### [The exercise]
Transcribe the records exactly. Pictures do not belong in the transcription.
**********
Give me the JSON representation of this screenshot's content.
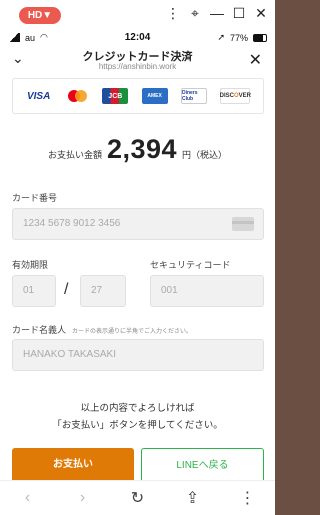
{
  "window": {
    "hd_badge": "HD▼",
    "controls": [
      "⋮",
      "⌖",
      "—",
      "☐",
      "✕"
    ]
  },
  "status_bar": {
    "carrier": "au",
    "time": "12:04",
    "battery": "77%"
  },
  "header": {
    "title": "クレジットカード決済",
    "url": "https://anshinbin.work",
    "back_icon": "chevron-down-icon",
    "close_icon": "close-icon"
  },
  "card_brands": {
    "visa": "VISA",
    "jcb": "JCB",
    "amex": "AMEX",
    "diners": "Diners Club",
    "discover_pre": "DISC",
    "discover_o": "O",
    "discover_post": "VER"
  },
  "amount": {
    "label": "お支払い金額",
    "value": "2,394",
    "unit": "円（税込）"
  },
  "form": {
    "card_number_label": "カード番号",
    "card_number_placeholder": "1234 5678 9012 3456",
    "expiry_label": "有効期限",
    "expiry_month": "01",
    "expiry_separator": "/",
    "expiry_year": "27",
    "security_label": "セキュリティコード",
    "security_placeholder": "001",
    "name_label": "カード名義人",
    "name_hint": "カードの表示通りに半角でご入力ください。",
    "name_placeholder": "HANAKO TAKASAKI"
  },
  "note": {
    "line1": "以上の内容でよろしければ",
    "line2": "「お支払い」ボタンを押してください。"
  },
  "buttons": {
    "pay": "お支払い",
    "back_to_line": "LINEへ戻る"
  },
  "nav": {
    "back": "‹",
    "forward": "›",
    "reload": "↻",
    "share": "⇪",
    "menu": "⋮"
  }
}
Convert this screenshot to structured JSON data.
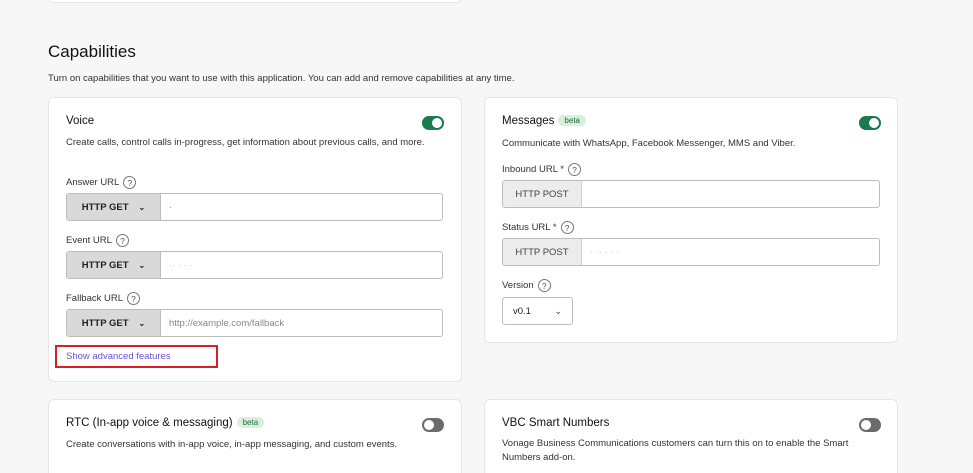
**********
### [Full output]
Give me the JSON representation of this screenshot's content.
{
  "window": {
    "hd_badge": "HD▼",
    "controls": [
      "⋮",
      "⌖",
      "—",
      "☐",
      "✕"
    ]
  },
  "status_bar": {
    "carrier": "au",
    "time": "12:04",
    "battery": "77%"
  },
  "header": {
    "title": "クレジットカード決済",
    "url": "https://anshinbin.work",
    "back_icon": "chevron-down-icon",
    "close_icon": "close-icon"
  },
  "card_brands": {
    "visa": "VISA",
    "jcb": "JCB",
    "amex": "AMEX",
    "diners": "Diners Club",
    "discover_pre": "DISC",
    "discover_o": "O",
    "discover_post": "VER"
  },
  "amount": {
    "label": "お支払い金額",
    "value": "2,394",
    "unit": "円（税込）"
  },
  "form": {
    "card_number_label": "カード番号",
    "card_number_placeholder": "1234 5678 9012 3456",
    "expiry_label": "有効期限",
    "expiry_month": "01",
    "expiry_separator": "/",
    "expiry_year": "27",
    "security_label": "セキュリティコード",
    "security_placeholder": "001",
    "name_label": "カード名義人",
    "name_hint": "カードの表示通りに半角でご入力ください。",
    "name_placeholder": "HANAKO TAKASAKI"
  },
  "note": {
    "line1": "以上の内容でよろしければ",
    "line2": "「お支払い」ボタンを押してください。"
  },
  "buttons": {
    "pay": "お支払い",
    "back_to_line": "LINEへ戻る"
  },
  "nav": {
    "back": "‹",
    "forward": "›",
    "reload": "↻",
    "share": "⇪",
    "menu": "⋮"
  }
}
Convert this screenshot to structured JSON data.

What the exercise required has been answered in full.